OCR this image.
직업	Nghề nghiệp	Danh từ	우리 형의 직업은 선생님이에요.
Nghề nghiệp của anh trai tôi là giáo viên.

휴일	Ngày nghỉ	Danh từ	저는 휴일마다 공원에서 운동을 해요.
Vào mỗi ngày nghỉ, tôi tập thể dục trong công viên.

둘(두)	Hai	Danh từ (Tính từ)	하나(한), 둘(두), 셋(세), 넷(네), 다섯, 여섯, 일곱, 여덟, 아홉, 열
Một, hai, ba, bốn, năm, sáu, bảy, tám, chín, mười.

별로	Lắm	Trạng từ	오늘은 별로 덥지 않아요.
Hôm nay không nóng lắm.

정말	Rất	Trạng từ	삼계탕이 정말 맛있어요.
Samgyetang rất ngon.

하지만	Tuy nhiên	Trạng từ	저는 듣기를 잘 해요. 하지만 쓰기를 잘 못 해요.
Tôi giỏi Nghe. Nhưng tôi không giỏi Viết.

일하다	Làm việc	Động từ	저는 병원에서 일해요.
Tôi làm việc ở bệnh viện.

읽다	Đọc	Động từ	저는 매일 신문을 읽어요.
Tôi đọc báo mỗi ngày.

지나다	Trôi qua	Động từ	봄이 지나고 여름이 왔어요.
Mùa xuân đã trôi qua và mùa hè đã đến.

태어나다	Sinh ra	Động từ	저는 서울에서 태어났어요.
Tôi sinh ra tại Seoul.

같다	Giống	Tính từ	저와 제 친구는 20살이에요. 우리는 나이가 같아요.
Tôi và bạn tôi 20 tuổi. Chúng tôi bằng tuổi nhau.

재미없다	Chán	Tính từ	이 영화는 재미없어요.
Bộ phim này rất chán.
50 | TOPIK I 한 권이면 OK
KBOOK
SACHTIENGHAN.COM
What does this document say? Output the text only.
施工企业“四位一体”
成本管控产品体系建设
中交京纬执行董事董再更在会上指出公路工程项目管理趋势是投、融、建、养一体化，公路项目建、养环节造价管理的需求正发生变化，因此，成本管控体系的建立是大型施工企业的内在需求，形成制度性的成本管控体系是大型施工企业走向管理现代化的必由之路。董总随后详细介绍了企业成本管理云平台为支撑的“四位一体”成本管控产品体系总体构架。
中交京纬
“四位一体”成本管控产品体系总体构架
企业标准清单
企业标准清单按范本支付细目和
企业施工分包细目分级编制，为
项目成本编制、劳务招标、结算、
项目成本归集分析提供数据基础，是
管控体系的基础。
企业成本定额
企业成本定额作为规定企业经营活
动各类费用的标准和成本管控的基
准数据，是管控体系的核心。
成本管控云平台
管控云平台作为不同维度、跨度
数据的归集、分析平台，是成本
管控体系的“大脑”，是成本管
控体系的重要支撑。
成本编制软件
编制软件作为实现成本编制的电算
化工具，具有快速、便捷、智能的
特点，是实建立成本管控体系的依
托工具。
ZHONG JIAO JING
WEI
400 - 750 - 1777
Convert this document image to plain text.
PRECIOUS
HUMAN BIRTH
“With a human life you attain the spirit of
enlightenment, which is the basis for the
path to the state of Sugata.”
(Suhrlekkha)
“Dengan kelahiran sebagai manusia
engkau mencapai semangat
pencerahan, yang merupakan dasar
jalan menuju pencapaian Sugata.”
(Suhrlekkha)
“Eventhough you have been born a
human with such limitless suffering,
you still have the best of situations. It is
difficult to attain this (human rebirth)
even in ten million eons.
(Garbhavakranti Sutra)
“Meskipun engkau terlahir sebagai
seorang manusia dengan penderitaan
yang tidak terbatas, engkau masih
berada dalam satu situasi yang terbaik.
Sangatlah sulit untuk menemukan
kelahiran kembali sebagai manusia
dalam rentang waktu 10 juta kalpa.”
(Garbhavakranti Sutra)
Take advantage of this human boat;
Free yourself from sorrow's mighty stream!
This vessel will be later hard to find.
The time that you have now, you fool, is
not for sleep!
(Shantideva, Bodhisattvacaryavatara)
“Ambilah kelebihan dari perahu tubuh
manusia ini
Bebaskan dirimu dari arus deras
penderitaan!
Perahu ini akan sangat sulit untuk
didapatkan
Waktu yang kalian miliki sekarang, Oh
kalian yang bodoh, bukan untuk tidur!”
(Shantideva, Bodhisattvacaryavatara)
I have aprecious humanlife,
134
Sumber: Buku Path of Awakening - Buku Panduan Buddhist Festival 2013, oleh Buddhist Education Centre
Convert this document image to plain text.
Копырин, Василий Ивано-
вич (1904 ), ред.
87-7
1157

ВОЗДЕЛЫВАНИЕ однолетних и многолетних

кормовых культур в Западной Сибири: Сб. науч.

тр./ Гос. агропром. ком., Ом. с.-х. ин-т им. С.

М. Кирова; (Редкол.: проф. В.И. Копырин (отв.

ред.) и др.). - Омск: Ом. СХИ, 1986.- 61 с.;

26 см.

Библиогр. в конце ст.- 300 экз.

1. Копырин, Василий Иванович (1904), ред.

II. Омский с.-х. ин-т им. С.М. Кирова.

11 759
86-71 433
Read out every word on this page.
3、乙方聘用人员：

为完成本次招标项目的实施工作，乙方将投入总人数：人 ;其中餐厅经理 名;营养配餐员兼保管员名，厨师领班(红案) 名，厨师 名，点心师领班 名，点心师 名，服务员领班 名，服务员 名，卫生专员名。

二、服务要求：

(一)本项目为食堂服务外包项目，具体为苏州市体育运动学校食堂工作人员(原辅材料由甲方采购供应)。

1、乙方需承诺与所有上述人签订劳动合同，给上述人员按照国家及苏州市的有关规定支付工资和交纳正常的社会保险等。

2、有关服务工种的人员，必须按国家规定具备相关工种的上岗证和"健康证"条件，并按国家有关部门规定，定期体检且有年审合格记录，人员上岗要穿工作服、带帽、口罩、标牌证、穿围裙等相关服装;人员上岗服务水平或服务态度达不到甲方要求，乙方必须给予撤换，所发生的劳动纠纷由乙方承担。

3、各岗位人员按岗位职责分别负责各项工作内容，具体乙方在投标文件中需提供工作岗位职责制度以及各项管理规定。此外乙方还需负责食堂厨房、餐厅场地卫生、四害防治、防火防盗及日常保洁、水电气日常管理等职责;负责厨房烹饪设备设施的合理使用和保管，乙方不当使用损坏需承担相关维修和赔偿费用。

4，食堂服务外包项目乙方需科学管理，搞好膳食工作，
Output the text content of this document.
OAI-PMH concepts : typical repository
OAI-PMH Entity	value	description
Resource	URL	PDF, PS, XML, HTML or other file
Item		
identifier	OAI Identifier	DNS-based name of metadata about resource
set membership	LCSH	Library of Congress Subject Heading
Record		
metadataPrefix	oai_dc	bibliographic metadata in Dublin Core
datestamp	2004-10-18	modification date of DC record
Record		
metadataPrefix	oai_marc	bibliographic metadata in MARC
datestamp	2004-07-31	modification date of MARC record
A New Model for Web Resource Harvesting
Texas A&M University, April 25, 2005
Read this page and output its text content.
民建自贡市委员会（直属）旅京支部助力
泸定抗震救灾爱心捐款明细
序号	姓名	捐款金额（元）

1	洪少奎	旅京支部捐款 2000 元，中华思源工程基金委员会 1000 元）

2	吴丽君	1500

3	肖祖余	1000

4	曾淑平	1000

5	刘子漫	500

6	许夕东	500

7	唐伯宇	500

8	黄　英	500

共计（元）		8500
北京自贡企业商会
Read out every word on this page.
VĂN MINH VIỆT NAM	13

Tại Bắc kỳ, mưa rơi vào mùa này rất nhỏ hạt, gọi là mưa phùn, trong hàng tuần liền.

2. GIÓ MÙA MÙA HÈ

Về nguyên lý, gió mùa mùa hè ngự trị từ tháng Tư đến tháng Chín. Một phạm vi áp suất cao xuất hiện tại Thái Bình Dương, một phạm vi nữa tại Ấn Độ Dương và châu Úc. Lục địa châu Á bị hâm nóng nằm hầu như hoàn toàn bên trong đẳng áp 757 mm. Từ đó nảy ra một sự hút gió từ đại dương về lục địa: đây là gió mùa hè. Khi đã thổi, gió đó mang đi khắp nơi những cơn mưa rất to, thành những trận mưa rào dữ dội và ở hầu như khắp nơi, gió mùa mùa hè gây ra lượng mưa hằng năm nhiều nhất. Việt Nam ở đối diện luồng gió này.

....

To be done. Search the records for the word "MARC" and copy every line where it occurs.

Written solution.
metadataPrefix	oai_marc	bibliographic metadata in MARC
datestamp	2004-07-31	modification date of MARC record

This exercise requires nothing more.